Begin Provided entries

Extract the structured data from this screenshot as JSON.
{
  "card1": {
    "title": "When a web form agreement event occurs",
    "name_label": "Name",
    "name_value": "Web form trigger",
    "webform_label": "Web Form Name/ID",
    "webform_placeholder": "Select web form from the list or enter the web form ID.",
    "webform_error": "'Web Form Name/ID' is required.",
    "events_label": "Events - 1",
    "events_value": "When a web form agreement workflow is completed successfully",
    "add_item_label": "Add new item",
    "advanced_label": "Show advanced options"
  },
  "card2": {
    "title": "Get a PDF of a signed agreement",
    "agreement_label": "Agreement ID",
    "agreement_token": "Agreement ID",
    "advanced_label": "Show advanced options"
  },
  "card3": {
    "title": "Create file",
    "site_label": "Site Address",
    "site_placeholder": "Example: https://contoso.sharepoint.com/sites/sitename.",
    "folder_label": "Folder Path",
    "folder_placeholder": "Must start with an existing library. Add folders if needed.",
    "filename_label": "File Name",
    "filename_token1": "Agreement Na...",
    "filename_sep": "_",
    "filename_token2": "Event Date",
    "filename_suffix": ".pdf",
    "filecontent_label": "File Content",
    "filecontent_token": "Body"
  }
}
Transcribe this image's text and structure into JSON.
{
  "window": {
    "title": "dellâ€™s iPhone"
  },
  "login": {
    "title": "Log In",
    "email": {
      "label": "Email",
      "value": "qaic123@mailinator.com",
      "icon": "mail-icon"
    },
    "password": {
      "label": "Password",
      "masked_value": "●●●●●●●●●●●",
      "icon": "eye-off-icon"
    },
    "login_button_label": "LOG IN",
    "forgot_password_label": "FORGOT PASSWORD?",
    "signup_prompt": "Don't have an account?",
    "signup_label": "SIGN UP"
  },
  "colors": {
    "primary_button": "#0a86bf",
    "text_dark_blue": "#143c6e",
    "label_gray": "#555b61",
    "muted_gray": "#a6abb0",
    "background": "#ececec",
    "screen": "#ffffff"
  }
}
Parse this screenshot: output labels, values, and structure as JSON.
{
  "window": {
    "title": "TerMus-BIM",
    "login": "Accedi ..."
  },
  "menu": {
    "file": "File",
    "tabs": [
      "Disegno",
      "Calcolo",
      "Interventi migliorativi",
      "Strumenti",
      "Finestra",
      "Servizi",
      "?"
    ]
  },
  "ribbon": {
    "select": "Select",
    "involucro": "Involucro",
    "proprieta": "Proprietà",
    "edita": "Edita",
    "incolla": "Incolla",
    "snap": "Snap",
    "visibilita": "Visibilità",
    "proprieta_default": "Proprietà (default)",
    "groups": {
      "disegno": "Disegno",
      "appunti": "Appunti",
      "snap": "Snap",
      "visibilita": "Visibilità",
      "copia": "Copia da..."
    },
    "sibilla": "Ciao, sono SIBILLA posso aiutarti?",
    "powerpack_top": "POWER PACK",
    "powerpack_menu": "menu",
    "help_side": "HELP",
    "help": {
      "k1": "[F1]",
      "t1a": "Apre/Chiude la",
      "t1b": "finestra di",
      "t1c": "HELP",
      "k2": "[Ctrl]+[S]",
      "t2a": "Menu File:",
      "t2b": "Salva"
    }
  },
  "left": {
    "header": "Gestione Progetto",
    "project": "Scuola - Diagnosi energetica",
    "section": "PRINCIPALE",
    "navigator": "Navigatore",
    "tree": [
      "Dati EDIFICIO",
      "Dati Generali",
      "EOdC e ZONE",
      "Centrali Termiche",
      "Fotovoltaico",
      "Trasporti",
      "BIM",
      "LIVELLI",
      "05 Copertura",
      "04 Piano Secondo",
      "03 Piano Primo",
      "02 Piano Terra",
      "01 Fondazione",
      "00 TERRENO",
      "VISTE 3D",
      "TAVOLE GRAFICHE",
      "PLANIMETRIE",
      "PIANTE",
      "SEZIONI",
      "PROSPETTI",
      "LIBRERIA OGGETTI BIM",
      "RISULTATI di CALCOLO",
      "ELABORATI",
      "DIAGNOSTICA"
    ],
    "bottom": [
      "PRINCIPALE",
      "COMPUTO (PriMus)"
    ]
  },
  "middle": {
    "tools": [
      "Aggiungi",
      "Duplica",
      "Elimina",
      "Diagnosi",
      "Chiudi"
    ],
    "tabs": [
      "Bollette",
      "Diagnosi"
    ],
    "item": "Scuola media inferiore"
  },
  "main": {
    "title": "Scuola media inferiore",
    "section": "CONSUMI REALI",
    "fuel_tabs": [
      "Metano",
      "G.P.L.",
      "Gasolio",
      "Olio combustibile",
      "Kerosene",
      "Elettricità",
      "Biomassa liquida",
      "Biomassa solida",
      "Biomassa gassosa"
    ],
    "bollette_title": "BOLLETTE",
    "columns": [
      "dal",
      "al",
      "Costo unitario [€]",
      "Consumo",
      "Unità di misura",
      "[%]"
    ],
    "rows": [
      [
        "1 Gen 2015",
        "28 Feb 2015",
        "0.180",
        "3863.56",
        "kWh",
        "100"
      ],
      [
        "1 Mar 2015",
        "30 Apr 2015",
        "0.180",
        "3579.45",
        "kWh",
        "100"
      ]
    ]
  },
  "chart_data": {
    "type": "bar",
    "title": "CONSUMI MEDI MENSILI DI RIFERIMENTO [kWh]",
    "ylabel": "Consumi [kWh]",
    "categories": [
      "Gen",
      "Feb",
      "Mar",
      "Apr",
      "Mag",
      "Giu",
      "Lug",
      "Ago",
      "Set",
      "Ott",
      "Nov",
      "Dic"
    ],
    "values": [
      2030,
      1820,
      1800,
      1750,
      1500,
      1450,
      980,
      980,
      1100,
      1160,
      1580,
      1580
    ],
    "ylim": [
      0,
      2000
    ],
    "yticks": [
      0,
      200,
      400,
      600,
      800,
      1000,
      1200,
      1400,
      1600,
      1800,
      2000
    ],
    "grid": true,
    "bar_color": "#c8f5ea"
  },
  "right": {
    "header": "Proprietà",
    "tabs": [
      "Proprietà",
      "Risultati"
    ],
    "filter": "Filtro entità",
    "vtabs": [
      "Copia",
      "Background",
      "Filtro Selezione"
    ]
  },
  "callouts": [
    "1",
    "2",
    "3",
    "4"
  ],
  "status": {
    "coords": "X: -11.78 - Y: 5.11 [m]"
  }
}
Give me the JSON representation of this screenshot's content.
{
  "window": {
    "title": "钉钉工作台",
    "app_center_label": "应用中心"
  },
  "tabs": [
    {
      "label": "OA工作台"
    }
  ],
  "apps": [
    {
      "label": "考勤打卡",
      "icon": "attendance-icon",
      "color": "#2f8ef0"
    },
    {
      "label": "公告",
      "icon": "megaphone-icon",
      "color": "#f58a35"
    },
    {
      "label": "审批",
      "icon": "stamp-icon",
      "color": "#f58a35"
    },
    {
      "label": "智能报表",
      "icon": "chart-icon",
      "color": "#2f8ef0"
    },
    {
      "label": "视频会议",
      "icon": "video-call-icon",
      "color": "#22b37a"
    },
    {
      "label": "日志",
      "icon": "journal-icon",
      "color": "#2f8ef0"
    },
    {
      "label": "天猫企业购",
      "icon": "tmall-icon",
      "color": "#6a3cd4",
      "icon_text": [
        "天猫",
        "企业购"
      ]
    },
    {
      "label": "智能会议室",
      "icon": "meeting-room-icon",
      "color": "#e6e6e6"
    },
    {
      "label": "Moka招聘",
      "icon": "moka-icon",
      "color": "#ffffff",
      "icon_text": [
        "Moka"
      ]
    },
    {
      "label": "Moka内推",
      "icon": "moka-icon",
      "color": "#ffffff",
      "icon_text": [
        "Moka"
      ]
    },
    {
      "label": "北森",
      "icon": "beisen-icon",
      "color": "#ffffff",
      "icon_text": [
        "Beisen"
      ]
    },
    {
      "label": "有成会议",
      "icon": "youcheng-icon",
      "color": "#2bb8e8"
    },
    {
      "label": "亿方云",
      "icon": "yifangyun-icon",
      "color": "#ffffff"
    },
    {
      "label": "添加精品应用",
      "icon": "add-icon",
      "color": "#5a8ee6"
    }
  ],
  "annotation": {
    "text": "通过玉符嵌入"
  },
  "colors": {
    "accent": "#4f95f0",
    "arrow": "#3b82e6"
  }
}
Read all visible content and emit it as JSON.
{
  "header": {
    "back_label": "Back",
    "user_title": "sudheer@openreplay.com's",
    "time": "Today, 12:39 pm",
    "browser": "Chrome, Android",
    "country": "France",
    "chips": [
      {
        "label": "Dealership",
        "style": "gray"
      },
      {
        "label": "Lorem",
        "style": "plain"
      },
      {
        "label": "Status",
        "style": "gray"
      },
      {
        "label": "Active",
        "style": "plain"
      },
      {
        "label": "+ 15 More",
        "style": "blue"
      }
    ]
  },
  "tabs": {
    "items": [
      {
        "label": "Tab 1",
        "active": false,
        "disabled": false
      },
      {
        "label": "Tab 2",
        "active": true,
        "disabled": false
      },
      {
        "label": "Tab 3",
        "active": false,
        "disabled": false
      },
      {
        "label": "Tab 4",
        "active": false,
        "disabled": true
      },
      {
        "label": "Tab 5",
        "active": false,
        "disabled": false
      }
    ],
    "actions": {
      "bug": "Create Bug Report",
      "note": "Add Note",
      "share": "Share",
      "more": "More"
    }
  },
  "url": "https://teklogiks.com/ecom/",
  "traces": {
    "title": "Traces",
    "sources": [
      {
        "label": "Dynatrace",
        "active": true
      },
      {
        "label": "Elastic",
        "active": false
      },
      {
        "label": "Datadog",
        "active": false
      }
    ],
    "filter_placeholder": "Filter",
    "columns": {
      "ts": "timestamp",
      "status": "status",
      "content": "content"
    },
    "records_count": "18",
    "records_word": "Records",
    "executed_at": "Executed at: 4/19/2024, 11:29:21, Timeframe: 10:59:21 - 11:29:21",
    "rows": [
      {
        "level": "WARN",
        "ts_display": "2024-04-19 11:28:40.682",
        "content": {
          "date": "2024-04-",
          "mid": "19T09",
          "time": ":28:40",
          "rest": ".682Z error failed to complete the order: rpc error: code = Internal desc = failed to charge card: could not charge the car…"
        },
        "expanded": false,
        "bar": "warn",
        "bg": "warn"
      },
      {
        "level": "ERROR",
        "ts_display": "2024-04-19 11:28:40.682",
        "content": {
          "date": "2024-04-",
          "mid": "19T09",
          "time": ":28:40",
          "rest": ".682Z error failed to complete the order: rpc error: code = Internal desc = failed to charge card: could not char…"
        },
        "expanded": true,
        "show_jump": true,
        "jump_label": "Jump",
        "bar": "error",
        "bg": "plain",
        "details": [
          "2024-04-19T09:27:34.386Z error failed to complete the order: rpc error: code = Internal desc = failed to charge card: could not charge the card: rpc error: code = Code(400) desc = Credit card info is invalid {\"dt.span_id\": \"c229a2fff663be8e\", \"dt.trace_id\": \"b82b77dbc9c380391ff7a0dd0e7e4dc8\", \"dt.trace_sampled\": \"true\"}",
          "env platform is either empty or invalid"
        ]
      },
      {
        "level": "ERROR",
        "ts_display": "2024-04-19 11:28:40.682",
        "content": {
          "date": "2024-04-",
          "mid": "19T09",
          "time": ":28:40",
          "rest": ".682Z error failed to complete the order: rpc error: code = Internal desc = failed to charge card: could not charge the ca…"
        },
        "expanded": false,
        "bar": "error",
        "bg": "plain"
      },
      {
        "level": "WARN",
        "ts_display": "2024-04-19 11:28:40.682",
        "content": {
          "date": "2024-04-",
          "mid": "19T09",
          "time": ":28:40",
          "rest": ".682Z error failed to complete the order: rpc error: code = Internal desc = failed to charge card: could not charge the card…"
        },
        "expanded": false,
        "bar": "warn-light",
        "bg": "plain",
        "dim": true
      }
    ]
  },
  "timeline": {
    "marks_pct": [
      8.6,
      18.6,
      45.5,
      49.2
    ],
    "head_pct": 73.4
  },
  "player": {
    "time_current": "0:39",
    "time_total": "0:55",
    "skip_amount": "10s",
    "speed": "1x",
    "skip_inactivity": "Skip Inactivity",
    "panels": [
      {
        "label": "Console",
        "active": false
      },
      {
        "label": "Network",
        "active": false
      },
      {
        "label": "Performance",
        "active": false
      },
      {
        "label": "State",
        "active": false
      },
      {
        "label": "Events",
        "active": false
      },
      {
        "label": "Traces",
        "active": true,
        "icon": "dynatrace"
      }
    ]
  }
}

End Provided entries

__Task details__: Take every line from the data that contains the word "Filtro".

__Worked solution__:
    "filter": "Filtro entità",
      "Filtro Selezione"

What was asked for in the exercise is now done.